Search the material for the string "sport", then report how many lines hold it, with no other text.
[BEGIN Data records]
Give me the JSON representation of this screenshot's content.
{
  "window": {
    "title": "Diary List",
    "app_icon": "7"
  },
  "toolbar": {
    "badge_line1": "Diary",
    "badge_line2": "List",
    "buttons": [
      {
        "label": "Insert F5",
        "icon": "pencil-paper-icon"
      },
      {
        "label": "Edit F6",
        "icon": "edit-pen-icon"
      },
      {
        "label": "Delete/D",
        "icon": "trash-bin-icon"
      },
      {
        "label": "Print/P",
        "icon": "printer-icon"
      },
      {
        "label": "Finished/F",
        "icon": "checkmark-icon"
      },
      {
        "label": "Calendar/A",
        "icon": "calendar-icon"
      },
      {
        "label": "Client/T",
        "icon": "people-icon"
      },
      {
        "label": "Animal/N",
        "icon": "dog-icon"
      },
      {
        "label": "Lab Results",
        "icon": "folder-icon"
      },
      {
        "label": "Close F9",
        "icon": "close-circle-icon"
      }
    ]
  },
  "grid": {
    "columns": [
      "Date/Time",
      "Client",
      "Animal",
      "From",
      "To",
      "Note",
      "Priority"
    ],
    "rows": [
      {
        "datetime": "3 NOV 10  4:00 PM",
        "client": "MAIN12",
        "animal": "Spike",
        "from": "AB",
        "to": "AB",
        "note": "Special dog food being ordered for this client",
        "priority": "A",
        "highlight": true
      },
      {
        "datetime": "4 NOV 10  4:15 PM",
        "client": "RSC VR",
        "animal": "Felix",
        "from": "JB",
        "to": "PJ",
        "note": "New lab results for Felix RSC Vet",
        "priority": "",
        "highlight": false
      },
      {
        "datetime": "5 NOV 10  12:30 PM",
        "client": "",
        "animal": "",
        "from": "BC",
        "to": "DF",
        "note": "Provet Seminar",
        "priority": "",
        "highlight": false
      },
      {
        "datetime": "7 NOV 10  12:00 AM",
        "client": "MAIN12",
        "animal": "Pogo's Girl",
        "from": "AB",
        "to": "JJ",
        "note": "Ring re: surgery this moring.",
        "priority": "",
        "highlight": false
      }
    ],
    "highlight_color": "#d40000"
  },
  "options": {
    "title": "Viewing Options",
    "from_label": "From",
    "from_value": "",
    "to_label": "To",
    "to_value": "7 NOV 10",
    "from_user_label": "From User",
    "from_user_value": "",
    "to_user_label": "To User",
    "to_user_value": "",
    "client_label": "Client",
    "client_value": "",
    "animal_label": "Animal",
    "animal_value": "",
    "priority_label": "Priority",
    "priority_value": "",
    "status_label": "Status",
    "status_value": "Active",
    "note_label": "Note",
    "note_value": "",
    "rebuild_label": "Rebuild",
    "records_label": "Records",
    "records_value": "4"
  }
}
[END Data records]
[BEGIN Data records]
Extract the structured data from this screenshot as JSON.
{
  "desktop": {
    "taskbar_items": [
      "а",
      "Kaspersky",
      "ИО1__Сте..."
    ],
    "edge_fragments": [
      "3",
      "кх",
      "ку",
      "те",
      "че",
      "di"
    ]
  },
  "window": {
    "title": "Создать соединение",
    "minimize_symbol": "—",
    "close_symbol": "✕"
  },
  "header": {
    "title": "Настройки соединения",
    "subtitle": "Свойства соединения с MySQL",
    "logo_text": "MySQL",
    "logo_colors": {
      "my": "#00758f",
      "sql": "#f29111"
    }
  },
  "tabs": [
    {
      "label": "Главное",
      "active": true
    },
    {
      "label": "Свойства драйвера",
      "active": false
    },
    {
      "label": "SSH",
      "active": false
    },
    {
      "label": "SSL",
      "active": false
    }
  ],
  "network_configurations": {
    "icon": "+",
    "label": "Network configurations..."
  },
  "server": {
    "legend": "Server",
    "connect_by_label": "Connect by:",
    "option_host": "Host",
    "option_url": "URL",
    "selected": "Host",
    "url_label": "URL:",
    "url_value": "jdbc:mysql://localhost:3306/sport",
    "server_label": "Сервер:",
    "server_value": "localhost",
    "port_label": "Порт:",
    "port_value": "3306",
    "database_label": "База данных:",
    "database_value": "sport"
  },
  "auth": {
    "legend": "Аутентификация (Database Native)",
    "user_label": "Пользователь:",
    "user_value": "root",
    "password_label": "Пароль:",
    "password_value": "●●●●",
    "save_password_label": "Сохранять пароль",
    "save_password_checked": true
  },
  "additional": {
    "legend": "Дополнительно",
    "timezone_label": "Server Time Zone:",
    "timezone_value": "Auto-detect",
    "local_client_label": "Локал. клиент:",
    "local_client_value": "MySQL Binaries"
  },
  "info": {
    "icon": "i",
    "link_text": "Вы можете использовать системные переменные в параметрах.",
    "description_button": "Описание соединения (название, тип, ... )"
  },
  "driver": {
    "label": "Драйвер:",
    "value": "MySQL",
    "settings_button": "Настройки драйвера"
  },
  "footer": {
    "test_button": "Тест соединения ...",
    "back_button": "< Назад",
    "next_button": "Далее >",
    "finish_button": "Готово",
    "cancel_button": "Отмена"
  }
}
[END Data records]
Solution to this exercise
2